→ Provided data
◆ ◆ ◆ ◆ ◆

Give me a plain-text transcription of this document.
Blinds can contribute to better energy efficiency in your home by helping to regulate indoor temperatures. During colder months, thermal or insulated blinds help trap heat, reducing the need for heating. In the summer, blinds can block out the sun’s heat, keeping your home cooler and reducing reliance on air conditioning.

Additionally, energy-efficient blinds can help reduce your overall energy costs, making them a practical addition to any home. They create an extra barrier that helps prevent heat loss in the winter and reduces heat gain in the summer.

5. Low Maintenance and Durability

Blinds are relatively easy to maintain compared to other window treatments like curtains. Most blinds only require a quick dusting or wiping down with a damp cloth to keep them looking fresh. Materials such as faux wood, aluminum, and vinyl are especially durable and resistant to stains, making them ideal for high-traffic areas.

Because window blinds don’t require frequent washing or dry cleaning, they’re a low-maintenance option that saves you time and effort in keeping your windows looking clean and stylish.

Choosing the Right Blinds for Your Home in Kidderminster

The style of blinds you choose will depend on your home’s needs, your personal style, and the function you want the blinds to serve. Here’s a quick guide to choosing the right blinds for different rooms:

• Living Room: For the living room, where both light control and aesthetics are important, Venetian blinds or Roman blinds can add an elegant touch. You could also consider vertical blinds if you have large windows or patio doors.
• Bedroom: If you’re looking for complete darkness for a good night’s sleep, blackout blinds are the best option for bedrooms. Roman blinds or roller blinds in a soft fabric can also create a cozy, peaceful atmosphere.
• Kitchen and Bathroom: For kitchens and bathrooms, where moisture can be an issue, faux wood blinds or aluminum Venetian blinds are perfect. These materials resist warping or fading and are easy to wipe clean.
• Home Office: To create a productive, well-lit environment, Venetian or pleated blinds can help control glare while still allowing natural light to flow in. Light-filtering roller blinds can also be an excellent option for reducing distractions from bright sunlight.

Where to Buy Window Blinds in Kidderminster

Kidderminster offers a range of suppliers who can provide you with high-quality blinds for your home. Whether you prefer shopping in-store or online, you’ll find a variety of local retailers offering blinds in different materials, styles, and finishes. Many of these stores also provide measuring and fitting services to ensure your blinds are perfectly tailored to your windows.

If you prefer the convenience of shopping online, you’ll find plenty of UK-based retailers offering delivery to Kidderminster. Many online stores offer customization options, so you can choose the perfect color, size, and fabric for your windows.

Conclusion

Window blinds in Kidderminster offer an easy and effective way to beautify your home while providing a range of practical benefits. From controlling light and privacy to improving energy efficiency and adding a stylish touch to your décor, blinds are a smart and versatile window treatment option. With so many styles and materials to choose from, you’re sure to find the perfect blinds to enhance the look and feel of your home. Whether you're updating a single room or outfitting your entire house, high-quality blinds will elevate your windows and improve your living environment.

◆ ◆ ◆ ◆ ◆

→ Brief
Return the whole listing exactly.

→ Final result
Give me a plain-text transcription of this document.
Blinds can contribute to better energy efficiency in your home by helping to regulate indoor temperatures. During colder months, thermal or insulated blinds help trap heat, reducing the need for heating. In the summer, blinds can block out the sun’s heat, keeping your home cooler and reducing reliance on air conditioning.

Additionally, energy-efficient blinds can help reduce your overall energy costs, making them a practical addition to any home. They create an extra barrier that helps prevent heat loss in the winter and reduces heat gain in the summer.

5. Low Maintenance and Durability

Blinds are relatively easy to maintain compared to other window treatments like curtains. Most blinds only require a quick dusting or wiping down with a damp cloth to keep them looking fresh. Materials such as faux wood, aluminum, and vinyl are especially durable and resistant to stains, making them ideal for high-traffic areas.

Because window blinds don’t require frequent washing or dry cleaning, they’re a low-maintenance option that saves you time and effort in keeping your windows looking clean and stylish.

Choosing the Right Blinds for Your Home in Kidderminster

The style of blinds you choose will depend on your home’s needs, your personal style, and the function you want the blinds to serve. Here’s a quick guide to choosing the right blinds for different rooms:

• Living Room: For the living room, where both light control and aesthetics are important, Venetian blinds or Roman blinds can add an elegant touch. You could also consider vertical blinds if you have large windows or patio doors.
• Bedroom: If you’re looking for complete darkness for a good night’s sleep, blackout blinds are the best option for bedrooms. Roman blinds or roller blinds in a soft fabric can also create a cozy, peaceful atmosphere.
• Kitchen and Bathroom: For kitchens and bathrooms, where moisture can be an issue, faux wood blinds or aluminum Venetian blinds are perfect. These materials resist warping or fading and are easy to wipe clean.
• Home Office: To create a productive, well-lit environment, Venetian or pleated blinds can help control glare while still allowing natural light to flow in. Light-filtering roller blinds can also be an excellent option for reducing distractions from bright sunlight.

Where to Buy Window Blinds in Kidderminster

Kidderminster offers a range of suppliers who can provide you with high-quality blinds for your home. Whether you prefer shopping in-store or online, you’ll find a variety of local retailers offering blinds in different materials, styles, and finishes. Many of these stores also provide measuring and fitting services to ensure your blinds are perfectly tailored to your windows.

If you prefer the convenience of shopping online, you’ll find plenty of UK-based retailers offering delivery to Kidderminster. Many online stores offer customization options, so you can choose the perfect color, size, and fabric for your windows.

Conclusion

Window blinds in Kidderminster offer an easy and effective way to beautify your home while providing a range of practical benefits. From controlling light and privacy to improving energy efficiency and adding a stylish touch to your décor, blinds are a smart and versatile window treatment option. With so many styles and materials to choose from, you’re sure to find the perfect blinds to enhance the look and feel of your home. Whether you're updating a single room or outfitting your entire house, high-quality blinds will elevate your windows and improve your living environment.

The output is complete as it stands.